[SHORT PROBLEM]:
Return every line of the data below unchanged, omitting the pictures.

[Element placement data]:
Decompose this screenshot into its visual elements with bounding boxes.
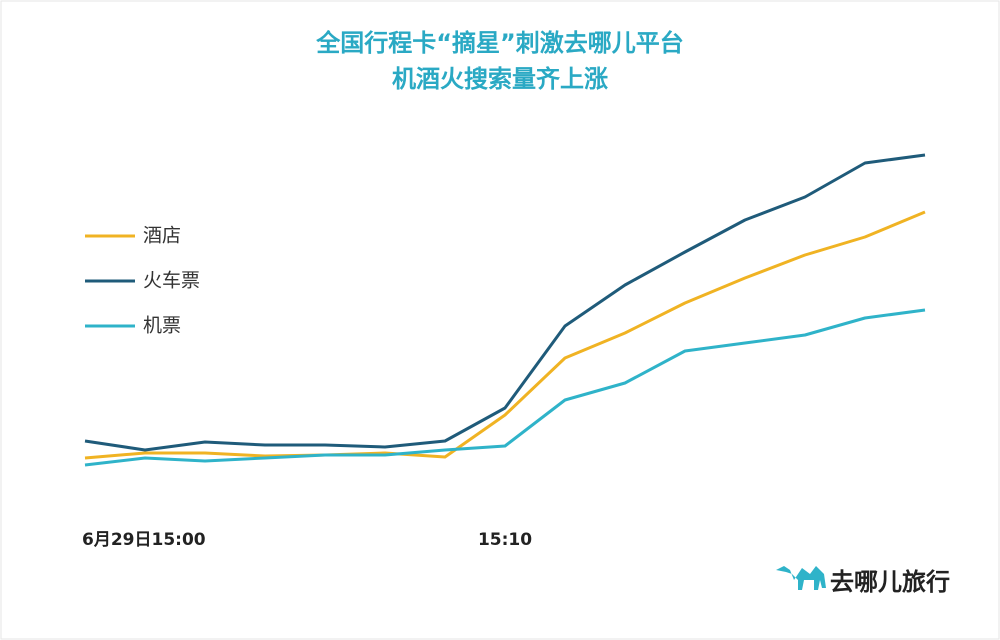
x-tick-label: 15:10	[478, 530, 532, 550]
series-line	[84, 153, 926, 452]
chart-title: 机酒火搜索量齐上涨	[392, 65, 608, 93]
legend-label: 酒店	[143, 225, 181, 247]
series-line	[84, 308, 926, 467]
brand-name: 去哪儿旅行	[830, 568, 950, 596]
camel-icon	[776, 566, 826, 590]
legend-label: 火车票	[143, 270, 200, 292]
x-tick-label: 6月29日15:00	[82, 530, 206, 550]
series-line	[84, 210, 926, 460]
legend-label: 机票	[143, 315, 181, 337]
chart-title: 全国行程卡“摘星”刺激去哪儿平台	[315, 29, 684, 57]
brand-logo: 去哪儿旅行	[776, 566, 950, 596]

[EXERCISE SOLUTION]:
Decompose this screenshot into its visual elements with bounding boxes.
x-tick-label: 15:10	[478, 530, 532, 550]
series-line	[84, 153, 926, 452]
chart-title: 机酒火搜索量齐上涨	[392, 65, 608, 93]
legend-label: 酒店	[143, 225, 181, 247]
series-line	[84, 308, 926, 467]
brand-name: 去哪儿旅行	[830, 568, 950, 596]
camel-icon	[776, 566, 826, 590]
legend-label: 火车票	[143, 270, 200, 292]
x-tick-label: 6月29日15:00	[82, 530, 206, 550]
series-line	[84, 210, 926, 460]
legend-label: 机票	[143, 315, 181, 337]
chart-title: 全国行程卡“摘星”刺激去哪儿平台	[315, 29, 684, 57]
brand-logo: 去哪儿旅行	[776, 566, 950, 596]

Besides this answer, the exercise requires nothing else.